_Task prompt_
Below is a block of records; return all of them exactly, but without the images.

Dataset excerpt:
####################

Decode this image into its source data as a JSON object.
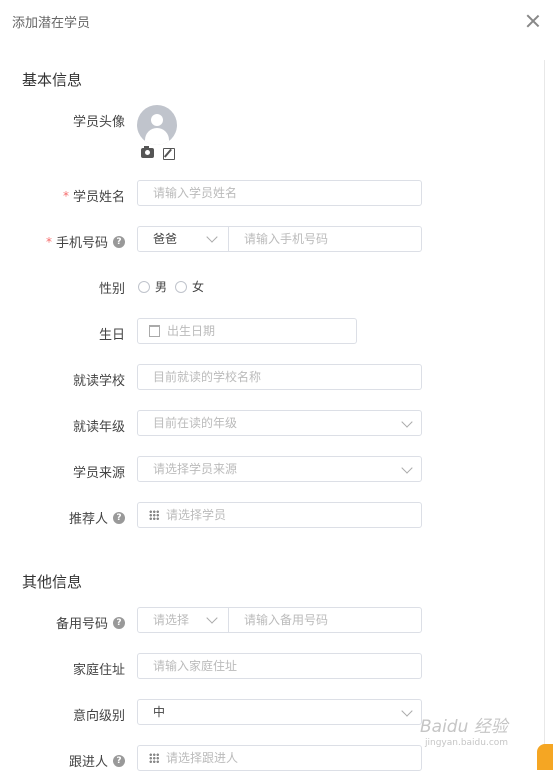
{
  "dialog": {
    "title": "添加潜在学员"
  },
  "sections": {
    "basic": "基本信息",
    "other": "其他信息"
  },
  "fields": {
    "avatar": {
      "label": "学员头像"
    },
    "name": {
      "label": "学员姓名",
      "placeholder": "请输入学员姓名"
    },
    "phone": {
      "label": "手机号码",
      "relation": "爸爸",
      "placeholder": "请输入手机号码"
    },
    "gender": {
      "label": "性别",
      "options": [
        "男",
        "女"
      ]
    },
    "birthday": {
      "label": "生日",
      "placeholder": "出生日期"
    },
    "school": {
      "label": "就读学校",
      "placeholder": "目前就读的学校名称"
    },
    "grade": {
      "label": "就读年级",
      "placeholder": "目前在读的年级"
    },
    "source": {
      "label": "学员来源",
      "placeholder": "请选择学员来源"
    },
    "referrer": {
      "label": "推荐人",
      "placeholder": "请选择学员"
    },
    "backup_phone": {
      "label": "备用号码",
      "relation_placeholder": "请选择",
      "placeholder": "请输入备用号码"
    },
    "address": {
      "label": "家庭住址",
      "placeholder": "请输入家庭住址"
    },
    "intent": {
      "label": "意向级别",
      "value": "中"
    },
    "follower": {
      "label": "跟进人",
      "placeholder": "请选择跟进人"
    }
  },
  "watermark": {
    "text": "Baidu 经验",
    "sub": "jingyan.baidu.com"
  },
  "colors": {
    "required": "#f56c6c",
    "border": "#dcdfe6",
    "avatar_bg": "#c0c4cc"
  }
}
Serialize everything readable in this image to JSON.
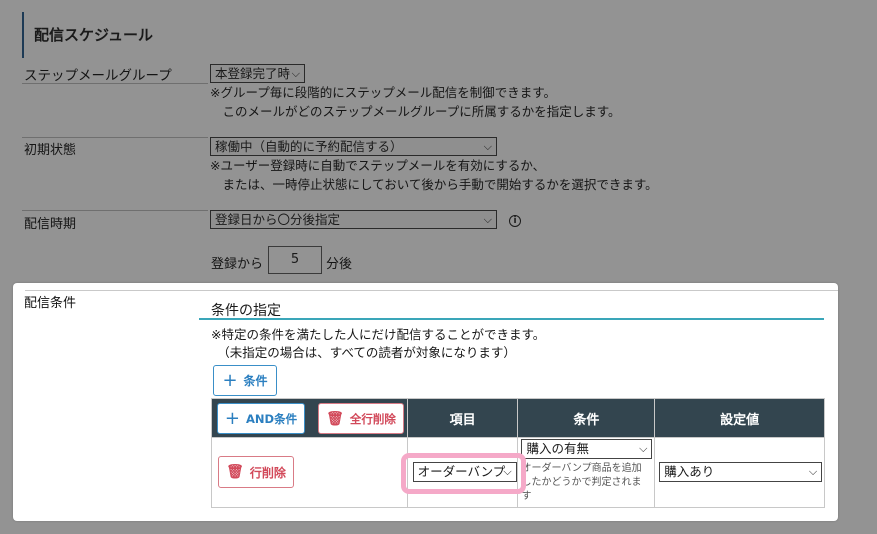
{
  "section": {
    "title": "配信スケジュール"
  },
  "rows": {
    "group": {
      "label": "ステップメールグループ",
      "select_value": "本登録完了時",
      "note": "※グループ毎に段階的にステップメール配信を制御できます。\n　このメールがどのステップメールグループに所属するかを指定します。"
    },
    "initial": {
      "label": "初期状態",
      "select_value": "稼働中（自動的に予約配信する）",
      "note": "※ユーザー登録時に自動でステップメールを有効にするか、\n　または、一時停止状態にしておいて後から手動で開始するかを選択できます。"
    },
    "timing": {
      "label": "配信時期",
      "select_value": "登録日から〇分後指定",
      "from_label": "登録から",
      "minutes_value": "5",
      "after_label": "分後"
    }
  },
  "conditions": {
    "label": "配信条件",
    "subtitle": "条件の指定",
    "note": "※特定の条件を満たした人にだけ配信することができます。\n　（未指定の場合は、すべての読者が対象になります）",
    "add_button": "条件",
    "and_button": "AND条件",
    "delete_all_button": "全行削除",
    "headers": {
      "item": "項目",
      "condition": "条件",
      "value": "設定値"
    },
    "row": {
      "delete_button": "行削除",
      "item_value": "オーダーバンプ",
      "condition_value": "購入の有無",
      "condition_note": "オーダーバンプ商品を追加\nしたかどうかで判定されま\nす",
      "setting_value": "購入あり"
    }
  },
  "colors": {
    "header_bg": "#33454f",
    "accent_blue": "#2b7fc0",
    "accent_red": "#d2495a",
    "highlight_pink": "#f5a9c8",
    "underline_teal": "#3aa6b9"
  },
  "icons": [
    "info-icon",
    "plus-icon",
    "trash-icon",
    "chevron-down-icon"
  ]
}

####################

_Solution to the exercise_
Decode this image into its source data as a JSON object.
{
  "dialog": {
    "title": "添加潜在学员"
  },
  "sections": {
    "basic": "基本信息",
    "other": "其他信息"
  },
  "fields": {
    "avatar": {
      "label": "学员头像"
    },
    "name": {
      "label": "学员姓名",
      "placeholder": "请输入学员姓名"
    },
    "phone": {
      "label": "手机号码",
      "relation": "爸爸",
      "placeholder": "请输入手机号码"
    },
    "gender": {
      "label": "性别",
      "options": [
        "男",
        "女"
      ]
    },
    "birthday": {
      "label": "生日",
      "placeholder": "出生日期"
    },
    "school": {
      "label": "就读学校",
      "placeholder": "目前就读的学校名称"
    },
    "grade": {
      "label": "就读年级",
      "placeholder": "目前在读的年级"
    },
    "source": {
      "label": "学员来源",
      "placeholder": "请选择学员来源"
    },
    "referrer": {
      "label": "推荐人",
      "placeholder": "请选择学员"
    },
    "backup_phone": {
      "label": "备用号码",
      "relation_placeholder": "请选择",
      "placeholder": "请输入备用号码"
    },
    "address": {
      "label": "家庭住址",
      "placeholder": "请输入家庭住址"
    },
    "intent": {
      "label": "意向级别",
      "value": "中"
    },
    "follower": {
      "label": "跟进人",
      "placeholder": "请选择跟进人"
    }
  },
  "watermark": {
    "text": "Baidu 经验",
    "sub": "jingyan.baidu.com"
  },
  "colors": {
    "required": "#f56c6c",
    "border": "#dcdfe6",
    "avatar_bg": "#c0c4cc"
  }
}
Serialize everything readable in this image to JSON.
{
  "section": {
    "title": "配信スケジュール"
  },
  "rows": {
    "group": {
      "label": "ステップメールグループ",
      "select_value": "本登録完了時",
      "note": "※グループ毎に段階的にステップメール配信を制御できます。\n　このメールがどのステップメールグループに所属するかを指定します。"
    },
    "initial": {
      "label": "初期状態",
      "select_value": "稼働中（自動的に予約配信する）",
      "note": "※ユーザー登録時に自動でステップメールを有効にするか、\n　または、一時停止状態にしておいて後から手動で開始するかを選択できます。"
    },
    "timing": {
      "label": "配信時期",
      "select_value": "登録日から〇分後指定",
      "from_label": "登録から",
      "minutes_value": "5",
      "after_label": "分後"
    }
  },
  "conditions": {
    "label": "配信条件",
    "subtitle": "条件の指定",
    "note": "※特定の条件を満たした人にだけ配信することができます。\n　（未指定の場合は、すべての読者が対象になります）",
    "add_button": "条件",
    "and_button": "AND条件",
    "delete_all_button": "全行削除",
    "headers": {
      "item": "項目",
      "condition": "条件",
      "value": "設定値"
    },
    "row": {
      "delete_button": "行削除",
      "item_value": "オーダーバンプ",
      "condition_value": "購入の有無",
      "condition_note": "オーダーバンプ商品を追加\nしたかどうかで判定されま\nす",
      "setting_value": "購入あり"
    }
  },
  "colors": {
    "header_bg": "#33454f",
    "accent_blue": "#2b7fc0",
    "accent_red": "#d2495a",
    "highlight_pink": "#f5a9c8",
    "underline_teal": "#3aa6b9"
  },
  "icons": [
    "info-icon",
    "plus-icon",
    "trash-icon",
    "chevron-down-icon"
  ]
}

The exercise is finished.